Document text records:
--- START ---
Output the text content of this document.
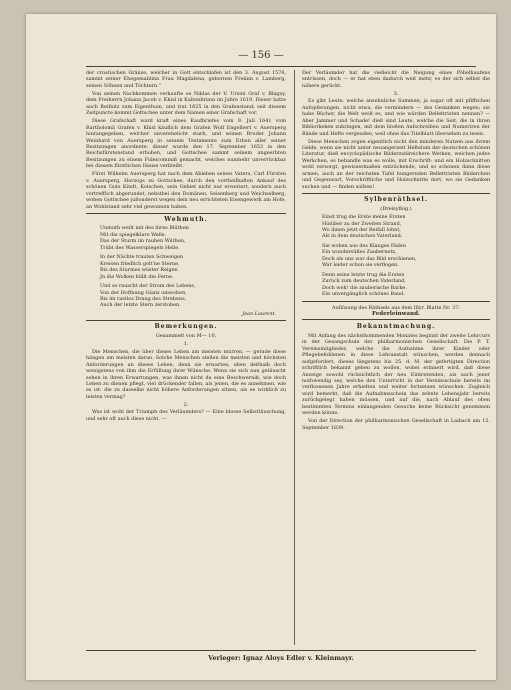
— 156 —

der croatischen Gränze, welcher in Gott entschlafen ist den 3. August 1576, sammt seiner Ehegemahlinn Frau Magdalena, gebornen Freiinn v. Lamberg, seinen Söhnen und Töchtern."

Von seinen Nachkommen verkaufte es Niklas der V. Ursini Graf v. Blagay, dem Freiherrn Johann Jacob v. Khisl in Kaltenbrunn im Jahre 1619. Dieser hatte auch Reifnitz zum Eigenthum, und trat 1625 in den Grafenstand; seit diesem Zeitpuncte kommt Gottschee unter dem Namen einer Grafschaft vor.

Diese Grafschaft ward kraft eines Kaufbriefes vom 9. Juli 1641 vom Bartholomä Grafen v. Khisl käuflich dem Grafen Wolf Engelbert v. Auersperg hintangegeben, welcher unverehelicht starb, und seinen Bruder Johann Weinhard von Auersperg in seinem Testamente zum Erben aller seiner Besitzungen anordnete; dieser wurde den 17. September 1653 in den Reichsfürstenstand erhoben, und Gottschee sammt seinem angeerbten Besitzungen zu einem Fideicommiß gemacht, welches nunmehr unverrückbar bei diesem fürstlichen Hause verbleibt.

Fürst Wilhelm Auersperg hat nach dem Ableben seines Vaters, Carl Fürsten v. Auersperg, Herzogs zu Gottschee, durch den vortheilhaften Ankauf des schönen Guts Kindt, Kotschen, sein Gebiet nicht nur erweitert, sondern auch vortrefflich abgerundet, nebstbei den Domänen, Seisenberg und Weichselberg, woben Gottschee jußonderst wegen dem neu errichteten Eisengewerk am Hofe, an Wohlstand sehr viel gewonnen haben.

Wehmuth.
Unmuth weilt mit des ihres Blüthen
Mit die spiegelklare Welle,
Das der Sturm im rauhen Wüthen,
Trübt des Wasserspiegels Helle.
In der Nächte trauten Schweigen
Kreisen friedlich golt'ne Sterne,
Bis des Sturmes wüster Reigen
Jn die Wolken hüllt die Ferne.
Und so rauscht der Strom des Lebens,
Von der Hoffnung Glanz umwoben,
Bis im rastlos Drang des Strebens,
Auch der letzte Stern zerstoben.
Jean Laurent.
Bemerkungen.
Gesammelt von M— 10,
1.

Die Menschen, die über dieses Leben am meisten murren, — gerade diese hängen am meisten daran. Solche Menschen stellen die meisten und höchsten Anforderungen an dieses Leben, denn sie erwarten, eben deßhalb doch wenigstens von ihm die Erfüllung ihrer Wünsche. Wenn sie sich nun getäuscht sehen in ihren Erwartungen, was ihnen nicht da eine Beschwerniß, wie doch Leben zu dienen pflegt, viel drückender fallen, als jenen, die es annehmen, wie es ist: die zu dasselbe nicht höhere Anforderungen sitzen, als es wirklich zu leisten vermag?

2.

Was ist wohl der Triumph des Verläumders? — Eine blosse Selbsttäuschung, und sehr oft auch diese nicht. —

Der Verläumder hat die vielleicht die Neigung eines Pöbelhaufens entrissen, doch — er hat eben dadurch weit mehr, es der sich selbst die nähere gerückt.

3.

Es gibt Leute, welche ansehnliche Summen, ja sogar oft mit pfiffschen Aufopferungen, nicht etwa, die vermindern — des Gedanken wegen; sie habe Bücher, die Welt weiß es, und wie würden Bellettristen nennen? — Aber Jammer und Schade! dieß sind Leute, welche die Seit, die in ihren Bibliotheken zubringen, mit dem bloßen Aufschreiben und Numeriren der Bände und Hefte vergeuden, weil ohne das Titelblatt übersehen zu lesen.

Diese Menschen zogen eigentlich nicht den minderen Nutzen aus ihrem Gelde, wenn sie nicht unter neuangerzeit Heftelum der deutschen schönen Literatur, dieß encyclopädische Bilderzahlreichere Werken, welchen jedes Werkchen, es behandle was es wolle, mit Erschrift- und ein Holzschnitten wohl versorgt, gewissermaßen entzückende, und so schonen dann diese armen, auch an der reichsten Tafel hungernden Bellettristen Bilderchen und Gegenwart, Vorschriftliche und Holzschnitte dort, wo sie Gedanken suchen und — finden sollten!

Sylbenräthsel.
(Dreisylbig.)
Einst trug die Erste meine Ersten
Hinüber zu der Zweiten Strand,
Wo ihnen jetzt der Beifall lohnt,
Als in dem deutschen Vaterland.
Sie woben aus des Klanges Fäden
Ein wundersüßes Zaubernetz,
Doch als uns war das Bild erschienen,
War leider schon sie verflogen.
Denn seine letzte trug die Ersten
Zurück zum deutschen Vaterland,
Doch weh! die zauberische Barke,
Ein unvergänglich schönes Band.
Auflösung des Räthsels aus dem Illyr. Blatte Nr. 37:
Federleinwand.
Bekanntmachung.

Mit Anfang des nächstkommenden Monates beginnt der zweite Lehrcurs in der Gesangschule der philharmonischen Gesellschaft. Die P. T. Vereinsmitglieder, welche die Aufnahme ihrer Kinder oder Pflegebefohlenen in diese Lehranstalt wünschen, werden dennach aufgefordert, dieses längstens bis 25. d. M. der gefertigten Direction schriftlich bekannt geben zu wollen, wobei erinnert wird, daß diese Anzeige sowohl rücksichtlich der neu Eintretenden, als auch jener nothwendig sey, welche den Unterricht in der Vereinsschule bereits im verflossenen Jahre erhielten und weiter fortsetzen wünschen. Zugleich wird bemerkt, daß die Aufnahmsschein das zehnte Lebensjahr bereits zurückgelegt haben müssen, und auf die, nach Ablauf des oben bestimmten Termins einlangenden Gesuche keine Rücksicht genommen werden könne.

Von der Direction der philharmonischen Gesellschaft in Laibach am 12. September 1839.

Verleger: Ignaz Aloys Edler v. Kleinmayr.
--- END ---
Repeat all the records exactly, images excluded.

▶ **Worked solution**:
Output the text content of this document.
— 156 —

der croatischen Gränze, welcher in Gott entschlafen ist den 3. August 1576, sammt seiner Ehegemahlinn Frau Magdalena, gebornen Freiinn v. Lamberg, seinen Söhnen und Töchtern."

Von seinen Nachkommen verkaufte es Niklas der V. Ursini Graf v. Blagay, dem Freiherrn Johann Jacob v. Khisl in Kaltenbrunn im Jahre 1619. Dieser hatte auch Reifnitz zum Eigenthum, und trat 1625 in den Grafenstand; seit diesem Zeitpuncte kommt Gottschee unter dem Namen einer Grafschaft vor.

Diese Grafschaft ward kraft eines Kaufbriefes vom 9. Juli 1641 vom Bartholomä Grafen v. Khisl käuflich dem Grafen Wolf Engelbert v. Auersperg hintangegeben, welcher unverehelicht starb, und seinen Bruder Johann Weinhard von Auersperg in seinem Testamente zum Erben aller seiner Besitzungen anordnete; dieser wurde den 17. September 1653 in den Reichsfürstenstand erhoben, und Gottschee sammt seinem angeerbten Besitzungen zu einem Fideicommiß gemacht, welches nunmehr unverrückbar bei diesem fürstlichen Hause verbleibt.

Fürst Wilhelm Auersperg hat nach dem Ableben seines Vaters, Carl Fürsten v. Auersperg, Herzogs zu Gottschee, durch den vortheilhaften Ankauf des schönen Guts Kindt, Kotschen, sein Gebiet nicht nur erweitert, sondern auch vortrefflich abgerundet, nebstbei den Domänen, Seisenberg und Weichselberg, woben Gottschee jußonderst wegen dem neu errichteten Eisengewerk am Hofe, an Wohlstand sehr viel gewonnen haben.

Wehmuth.
Unmuth weilt mit des ihres Blüthen
Mit die spiegelklare Welle,
Das der Sturm im rauhen Wüthen,
Trübt des Wasserspiegels Helle.
In der Nächte trauten Schweigen
Kreisen friedlich golt'ne Sterne,
Bis des Sturmes wüster Reigen
Jn die Wolken hüllt die Ferne.
Und so rauscht der Strom des Lebens,
Von der Hoffnung Glanz umwoben,
Bis im rastlos Drang des Strebens,
Auch der letzte Stern zerstoben.
Jean Laurent.
Bemerkungen.
Gesammelt von M— 10,
1.

Die Menschen, die über dieses Leben am meisten murren, — gerade diese hängen am meisten daran. Solche Menschen stellen die meisten und höchsten Anforderungen an dieses Leben, denn sie erwarten, eben deßhalb doch wenigstens von ihm die Erfüllung ihrer Wünsche. Wenn sie sich nun getäuscht sehen in ihren Erwartungen, was ihnen nicht da eine Beschwerniß, wie doch Leben zu dienen pflegt, viel drückender fallen, als jenen, die es annehmen, wie es ist: die zu dasselbe nicht höhere Anforderungen sitzen, als es wirklich zu leisten vermag?

2.

Was ist wohl der Triumph des Verläumders? — Eine blosse Selbsttäuschung, und sehr oft auch diese nicht. —

Der Verläumder hat die vielleicht die Neigung eines Pöbelhaufens entrissen, doch — er hat eben dadurch weit mehr, es der sich selbst die nähere gerückt.

3.

Es gibt Leute, welche ansehnliche Summen, ja sogar oft mit pfiffschen Aufopferungen, nicht etwa, die vermindern — des Gedanken wegen; sie habe Bücher, die Welt weiß es, und wie würden Bellettristen nennen? — Aber Jammer und Schade! dieß sind Leute, welche die Seit, die in ihren Bibliotheken zubringen, mit dem bloßen Aufschreiben und Numeriren der Bände und Hefte vergeuden, weil ohne das Titelblatt übersehen zu lesen.

Diese Menschen zogen eigentlich nicht den minderen Nutzen aus ihrem Gelde, wenn sie nicht unter neuangerzeit Heftelum der deutschen schönen Literatur, dieß encyclopädische Bilderzahlreichere Werken, welchen jedes Werkchen, es behandle was es wolle, mit Erschrift- und ein Holzschnitten wohl versorgt, gewissermaßen entzückende, und so schonen dann diese armen, auch an der reichsten Tafel hungernden Bellettristen Bilderchen und Gegenwart, Vorschriftliche und Holzschnitte dort, wo sie Gedanken suchen und — finden sollten!

Sylbenräthsel.
(Dreisylbig.)
Einst trug die Erste meine Ersten
Hinüber zu der Zweiten Strand,
Wo ihnen jetzt der Beifall lohnt,
Als in dem deutschen Vaterland.
Sie woben aus des Klanges Fäden
Ein wundersüßes Zaubernetz,
Doch als uns war das Bild erschienen,
War leider schon sie verflogen.
Denn seine letzte trug die Ersten
Zurück zum deutschen Vaterland,
Doch weh! die zauberische Barke,
Ein unvergänglich schönes Band.
Auflösung des Räthsels aus dem Illyr. Blatte Nr. 37:
Federleinwand.
Bekanntmachung.

Mit Anfang des nächstkommenden Monates beginnt der zweite Lehrcurs in der Gesangschule der philharmonischen Gesellschaft. Die P. T. Vereinsmitglieder, welche die Aufnahme ihrer Kinder oder Pflegebefohlenen in diese Lehranstalt wünschen, werden dennach aufgefordert, dieses längstens bis 25. d. M. der gefertigten Direction schriftlich bekannt geben zu wollen, wobei erinnert wird, daß diese Anzeige sowohl rücksichtlich der neu Eintretenden, als auch jener nothwendig sey, welche den Unterricht in der Vereinsschule bereits im verflossenen Jahre erhielten und weiter fortsetzen wünschen. Zugleich wird bemerkt, daß die Aufnahmsschein das zehnte Lebensjahr bereits zurückgelegt haben müssen, und auf die, nach Ablauf des oben bestimmten Termins einlangenden Gesuche keine Rücksicht genommen werden könne.

Von der Direction der philharmonischen Gesellschaft in Laibach am 12. September 1839.

Verleger: Ignaz Aloys Edler v. Kleinmayr.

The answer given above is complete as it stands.